■ Instruction
Copy all lines below exactly as written. Leave pictures out.
++++ Material for this exercise ++++
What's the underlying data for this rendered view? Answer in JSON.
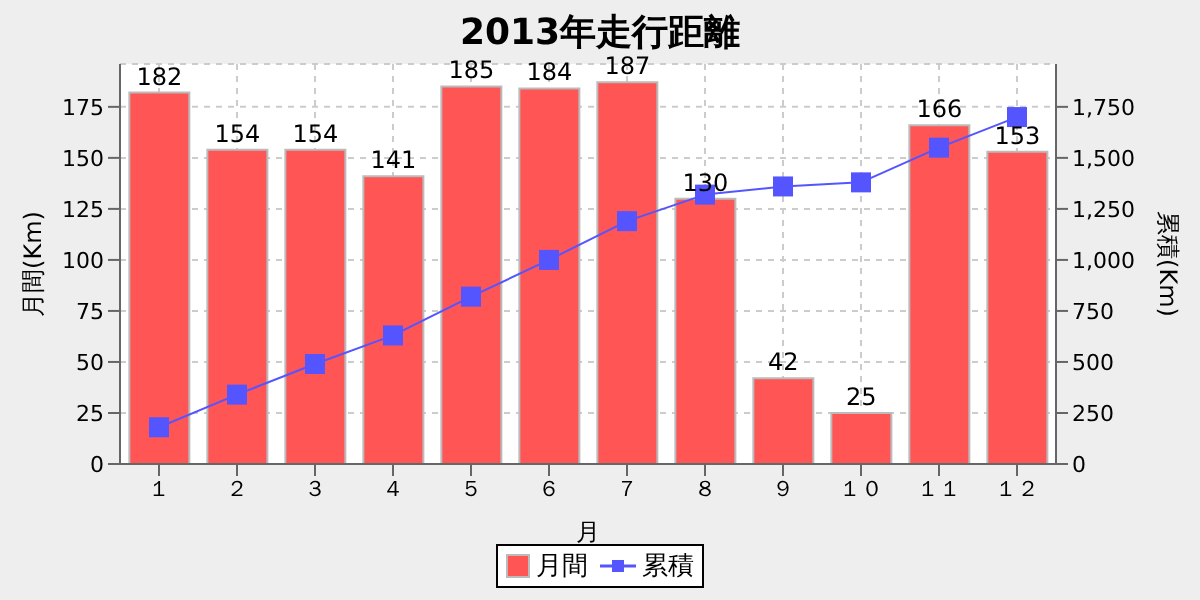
{
  "chart_data": {
    "type": "bar",
    "title": "2013年走行距離",
    "xlabel": "月",
    "ylabel": "月間(Km)",
    "y2label": "累積(Km)",
    "categories": [
      "１",
      "２",
      "３",
      "４",
      "５",
      "６",
      "７",
      "８",
      "９",
      "１０",
      "１１",
      "１２"
    ],
    "series": [
      {
        "name": "月間",
        "color": "#ff5555",
        "values": [
          182,
          154,
          154,
          141,
          185,
          184,
          187,
          130,
          42,
          25,
          166,
          153
        ],
        "value_labels": [
          "182",
          "154",
          "154",
          "141",
          "185",
          "184",
          "187",
          "130",
          "42",
          "25",
          "166",
          "153"
        ]
      },
      {
        "name": "累積",
        "type": "line",
        "axis": "y2",
        "color": "#5555ff",
        "marker": "square",
        "values": [
          180,
          340,
          490,
          630,
          820,
          1000,
          1190,
          1320,
          1360,
          1380,
          1550,
          1700
        ]
      }
    ],
    "ylim": [
      0,
      196
    ],
    "yticks": [
      0,
      25,
      50,
      75,
      100,
      125,
      150,
      175
    ],
    "y2lim": [
      0,
      1960
    ],
    "y2ticks": [
      0,
      {
        "value": 250,
        "label": "250"
      },
      {
        "value": 500,
        "label": "500"
      },
      {
        "value": 750,
        "label": "750"
      },
      {
        "value": 1000,
        "label": "1,000"
      },
      {
        "value": 1250,
        "label": "1,250"
      },
      {
        "value": 1500,
        "label": "1,500"
      },
      {
        "value": 1750,
        "label": "1,750"
      }
    ],
    "grid": true,
    "legend": "bottom"
  }
}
++++
■ Completed exercise
What's the underlying data for this rendered view? Answer in JSON.
{
  "chart_data": {
    "type": "bar",
    "title": "2013年走行距離",
    "xlabel": "月",
    "ylabel": "月間(Km)",
    "y2label": "累積(Km)",
    "categories": [
      "１",
      "２",
      "３",
      "４",
      "５",
      "６",
      "７",
      "８",
      "９",
      "１０",
      "１１",
      "１２"
    ],
    "series": [
      {
        "name": "月間",
        "color": "#ff5555",
        "values": [
          182,
          154,
          154,
          141,
          185,
          184,
          187,
          130,
          42,
          25,
          166,
          153
        ],
        "value_labels": [
          "182",
          "154",
          "154",
          "141",
          "185",
          "184",
          "187",
          "130",
          "42",
          "25",
          "166",
          "153"
        ]
      },
      {
        "name": "累積",
        "type": "line",
        "axis": "y2",
        "color": "#5555ff",
        "marker": "square",
        "values": [
          180,
          340,
          490,
          630,
          820,
          1000,
          1190,
          1320,
          1360,
          1380,
          1550,
          1700
        ]
      }
    ],
    "ylim": [
      0,
      196
    ],
    "yticks": [
      0,
      25,
      50,
      75,
      100,
      125,
      150,
      175
    ],
    "y2lim": [
      0,
      1960
    ],
    "y2ticks": [
      0,
      {
        "value": 250,
        "label": "250"
      },
      {
        "value": 500,
        "label": "500"
      },
      {
        "value": 750,
        "label": "750"
      },
      {
        "value": 1000,
        "label": "1,000"
      },
      {
        "value": 1250,
        "label": "1,250"
      },
      {
        "value": 1500,
        "label": "1,500"
      },
      {
        "value": 1750,
        "label": "1,750"
      }
    ],
    "grid": true,
    "legend": "bottom"
  }
}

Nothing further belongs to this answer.